** WHAT YOU HAVE TO DO **
Locate and copy each line in the data that contains the word "Element".

··· GIVEN INFORMATION ···

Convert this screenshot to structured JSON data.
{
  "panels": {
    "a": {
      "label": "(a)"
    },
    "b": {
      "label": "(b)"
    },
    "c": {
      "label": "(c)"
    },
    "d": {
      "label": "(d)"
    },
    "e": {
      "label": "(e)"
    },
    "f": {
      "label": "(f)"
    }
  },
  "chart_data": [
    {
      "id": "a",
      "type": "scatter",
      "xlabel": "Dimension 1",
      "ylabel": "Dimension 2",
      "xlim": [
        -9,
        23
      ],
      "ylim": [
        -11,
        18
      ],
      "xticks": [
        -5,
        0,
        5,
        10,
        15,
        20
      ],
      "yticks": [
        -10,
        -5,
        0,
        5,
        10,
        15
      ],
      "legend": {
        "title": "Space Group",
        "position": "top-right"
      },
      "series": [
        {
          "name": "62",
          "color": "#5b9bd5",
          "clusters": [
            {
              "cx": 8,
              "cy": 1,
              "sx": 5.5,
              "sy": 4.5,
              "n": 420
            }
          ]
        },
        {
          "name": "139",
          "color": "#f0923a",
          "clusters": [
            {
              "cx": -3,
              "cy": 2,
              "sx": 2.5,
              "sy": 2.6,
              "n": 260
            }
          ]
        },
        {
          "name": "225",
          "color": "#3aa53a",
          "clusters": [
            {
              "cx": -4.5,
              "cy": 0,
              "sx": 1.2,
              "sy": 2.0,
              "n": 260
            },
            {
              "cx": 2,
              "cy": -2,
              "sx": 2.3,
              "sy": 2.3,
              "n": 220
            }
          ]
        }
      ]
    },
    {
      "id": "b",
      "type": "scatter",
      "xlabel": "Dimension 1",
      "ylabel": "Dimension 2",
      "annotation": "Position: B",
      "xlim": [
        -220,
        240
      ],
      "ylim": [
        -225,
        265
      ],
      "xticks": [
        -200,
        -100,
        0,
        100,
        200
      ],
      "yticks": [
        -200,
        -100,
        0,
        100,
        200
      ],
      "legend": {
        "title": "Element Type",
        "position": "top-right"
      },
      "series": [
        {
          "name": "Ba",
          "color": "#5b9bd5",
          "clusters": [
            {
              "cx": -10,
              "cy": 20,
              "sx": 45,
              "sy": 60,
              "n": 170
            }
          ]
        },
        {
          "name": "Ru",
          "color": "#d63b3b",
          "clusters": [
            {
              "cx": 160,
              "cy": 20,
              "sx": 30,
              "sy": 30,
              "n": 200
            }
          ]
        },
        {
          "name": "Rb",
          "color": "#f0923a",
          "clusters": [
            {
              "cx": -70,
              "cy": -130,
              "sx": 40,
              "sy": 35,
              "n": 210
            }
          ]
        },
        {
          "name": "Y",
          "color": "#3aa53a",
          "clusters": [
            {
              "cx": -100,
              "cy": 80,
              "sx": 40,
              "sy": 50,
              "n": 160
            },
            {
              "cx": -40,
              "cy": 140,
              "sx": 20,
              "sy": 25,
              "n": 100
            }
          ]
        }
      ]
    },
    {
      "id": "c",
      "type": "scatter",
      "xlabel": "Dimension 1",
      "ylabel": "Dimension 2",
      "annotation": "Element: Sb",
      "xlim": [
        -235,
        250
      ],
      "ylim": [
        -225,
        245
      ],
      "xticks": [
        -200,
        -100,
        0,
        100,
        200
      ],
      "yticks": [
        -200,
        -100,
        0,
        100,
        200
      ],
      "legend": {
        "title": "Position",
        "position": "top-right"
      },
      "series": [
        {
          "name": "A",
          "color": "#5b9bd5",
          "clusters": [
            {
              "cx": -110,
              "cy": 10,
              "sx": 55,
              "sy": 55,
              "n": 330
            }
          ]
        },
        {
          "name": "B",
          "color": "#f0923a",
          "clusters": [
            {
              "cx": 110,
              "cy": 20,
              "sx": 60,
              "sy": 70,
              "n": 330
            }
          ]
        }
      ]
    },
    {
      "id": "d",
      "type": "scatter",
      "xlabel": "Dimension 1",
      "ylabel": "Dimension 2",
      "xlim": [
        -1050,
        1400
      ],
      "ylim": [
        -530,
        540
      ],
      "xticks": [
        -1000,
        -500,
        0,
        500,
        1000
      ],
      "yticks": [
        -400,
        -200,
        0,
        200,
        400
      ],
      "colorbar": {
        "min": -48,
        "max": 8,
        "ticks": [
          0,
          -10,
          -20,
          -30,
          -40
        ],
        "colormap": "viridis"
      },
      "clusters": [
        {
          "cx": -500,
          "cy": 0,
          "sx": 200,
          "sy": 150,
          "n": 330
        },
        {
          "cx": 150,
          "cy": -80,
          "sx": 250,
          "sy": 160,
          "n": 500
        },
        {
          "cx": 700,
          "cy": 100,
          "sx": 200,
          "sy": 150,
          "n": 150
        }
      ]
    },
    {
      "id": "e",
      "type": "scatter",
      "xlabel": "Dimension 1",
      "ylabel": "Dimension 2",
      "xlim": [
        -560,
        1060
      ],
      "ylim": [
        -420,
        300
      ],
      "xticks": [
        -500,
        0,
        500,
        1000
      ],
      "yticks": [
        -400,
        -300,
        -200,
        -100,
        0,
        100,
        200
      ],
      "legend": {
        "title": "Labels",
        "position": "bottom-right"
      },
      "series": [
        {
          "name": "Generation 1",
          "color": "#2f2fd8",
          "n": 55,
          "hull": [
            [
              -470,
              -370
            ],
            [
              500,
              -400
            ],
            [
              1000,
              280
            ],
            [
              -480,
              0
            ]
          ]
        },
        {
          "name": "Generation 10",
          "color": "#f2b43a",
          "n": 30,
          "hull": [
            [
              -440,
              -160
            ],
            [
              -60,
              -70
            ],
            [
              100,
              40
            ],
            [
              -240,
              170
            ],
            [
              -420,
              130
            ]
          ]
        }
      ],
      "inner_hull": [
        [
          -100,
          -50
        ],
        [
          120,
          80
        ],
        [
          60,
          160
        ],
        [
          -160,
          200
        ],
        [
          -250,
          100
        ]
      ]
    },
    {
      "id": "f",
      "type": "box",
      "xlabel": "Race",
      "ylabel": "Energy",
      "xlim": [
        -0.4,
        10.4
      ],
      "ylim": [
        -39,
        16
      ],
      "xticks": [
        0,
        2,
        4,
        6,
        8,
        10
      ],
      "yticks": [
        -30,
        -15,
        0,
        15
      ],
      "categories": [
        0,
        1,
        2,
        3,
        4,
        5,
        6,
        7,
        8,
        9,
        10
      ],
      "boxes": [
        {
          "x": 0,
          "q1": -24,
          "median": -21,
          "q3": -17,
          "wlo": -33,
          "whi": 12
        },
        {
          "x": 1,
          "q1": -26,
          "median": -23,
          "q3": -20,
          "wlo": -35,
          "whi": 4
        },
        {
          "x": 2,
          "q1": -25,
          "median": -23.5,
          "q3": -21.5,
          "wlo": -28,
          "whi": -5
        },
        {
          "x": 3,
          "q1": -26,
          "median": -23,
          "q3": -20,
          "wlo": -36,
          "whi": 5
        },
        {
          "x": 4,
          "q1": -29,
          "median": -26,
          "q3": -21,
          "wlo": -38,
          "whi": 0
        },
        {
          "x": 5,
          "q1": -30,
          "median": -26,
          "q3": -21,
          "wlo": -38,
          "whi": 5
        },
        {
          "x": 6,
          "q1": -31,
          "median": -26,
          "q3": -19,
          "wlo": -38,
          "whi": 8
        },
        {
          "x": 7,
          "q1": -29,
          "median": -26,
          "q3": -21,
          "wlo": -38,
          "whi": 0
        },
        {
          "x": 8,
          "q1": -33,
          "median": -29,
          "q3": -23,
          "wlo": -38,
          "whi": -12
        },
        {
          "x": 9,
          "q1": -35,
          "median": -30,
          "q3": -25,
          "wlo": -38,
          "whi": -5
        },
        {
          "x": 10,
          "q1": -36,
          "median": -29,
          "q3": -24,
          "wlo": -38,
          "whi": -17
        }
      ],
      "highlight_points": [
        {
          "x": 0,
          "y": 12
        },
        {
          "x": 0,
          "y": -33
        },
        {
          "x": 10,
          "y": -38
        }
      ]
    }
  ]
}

···

** ANSWER TO THIS EXERCISE **
        "title": "Element Type",
      "annotation": "Element: Sb",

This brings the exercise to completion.